### Required work
Present each line of the entries below that holds the word "this".

Data excerpts:
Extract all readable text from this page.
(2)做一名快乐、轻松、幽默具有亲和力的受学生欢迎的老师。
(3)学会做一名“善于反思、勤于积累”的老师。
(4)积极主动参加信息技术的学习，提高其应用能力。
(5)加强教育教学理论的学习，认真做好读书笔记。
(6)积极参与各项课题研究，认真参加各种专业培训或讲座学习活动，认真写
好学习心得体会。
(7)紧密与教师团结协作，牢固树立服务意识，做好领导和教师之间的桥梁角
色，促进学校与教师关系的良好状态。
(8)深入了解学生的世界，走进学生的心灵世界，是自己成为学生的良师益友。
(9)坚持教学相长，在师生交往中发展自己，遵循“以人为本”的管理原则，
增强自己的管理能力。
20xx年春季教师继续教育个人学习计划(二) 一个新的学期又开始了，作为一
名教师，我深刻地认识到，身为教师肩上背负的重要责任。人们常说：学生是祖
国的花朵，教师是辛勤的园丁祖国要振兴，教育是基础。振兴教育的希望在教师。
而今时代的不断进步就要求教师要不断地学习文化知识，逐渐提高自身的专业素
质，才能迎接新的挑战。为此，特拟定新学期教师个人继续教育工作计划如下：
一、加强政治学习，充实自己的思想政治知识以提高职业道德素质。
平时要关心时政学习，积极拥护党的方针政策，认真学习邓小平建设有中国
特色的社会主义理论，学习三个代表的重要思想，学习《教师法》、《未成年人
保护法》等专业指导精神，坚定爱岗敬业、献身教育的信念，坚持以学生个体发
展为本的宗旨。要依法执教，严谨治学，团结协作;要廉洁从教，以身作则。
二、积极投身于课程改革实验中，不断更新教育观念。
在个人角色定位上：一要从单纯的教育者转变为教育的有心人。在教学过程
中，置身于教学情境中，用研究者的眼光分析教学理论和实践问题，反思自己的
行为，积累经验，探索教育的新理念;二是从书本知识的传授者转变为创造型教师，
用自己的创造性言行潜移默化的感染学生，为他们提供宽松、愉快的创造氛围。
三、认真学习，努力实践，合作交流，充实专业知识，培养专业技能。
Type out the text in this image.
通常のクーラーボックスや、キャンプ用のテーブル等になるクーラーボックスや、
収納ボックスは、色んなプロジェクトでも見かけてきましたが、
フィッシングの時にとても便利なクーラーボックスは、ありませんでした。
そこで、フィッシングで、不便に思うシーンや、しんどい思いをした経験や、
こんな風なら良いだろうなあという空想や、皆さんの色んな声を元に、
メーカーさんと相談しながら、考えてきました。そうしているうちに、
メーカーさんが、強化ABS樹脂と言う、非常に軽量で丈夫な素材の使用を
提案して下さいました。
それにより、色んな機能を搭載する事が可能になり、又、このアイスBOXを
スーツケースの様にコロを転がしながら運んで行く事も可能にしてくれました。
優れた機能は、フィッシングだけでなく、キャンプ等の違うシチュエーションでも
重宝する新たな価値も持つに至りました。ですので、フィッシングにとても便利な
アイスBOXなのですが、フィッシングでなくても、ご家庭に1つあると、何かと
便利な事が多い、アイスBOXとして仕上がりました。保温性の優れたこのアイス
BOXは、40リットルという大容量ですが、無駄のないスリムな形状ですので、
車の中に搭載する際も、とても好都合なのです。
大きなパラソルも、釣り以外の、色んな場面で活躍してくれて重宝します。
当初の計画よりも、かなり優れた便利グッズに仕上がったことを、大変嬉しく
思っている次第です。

### Exercise result
Extract all readable text from this page.
Type out the text in this image.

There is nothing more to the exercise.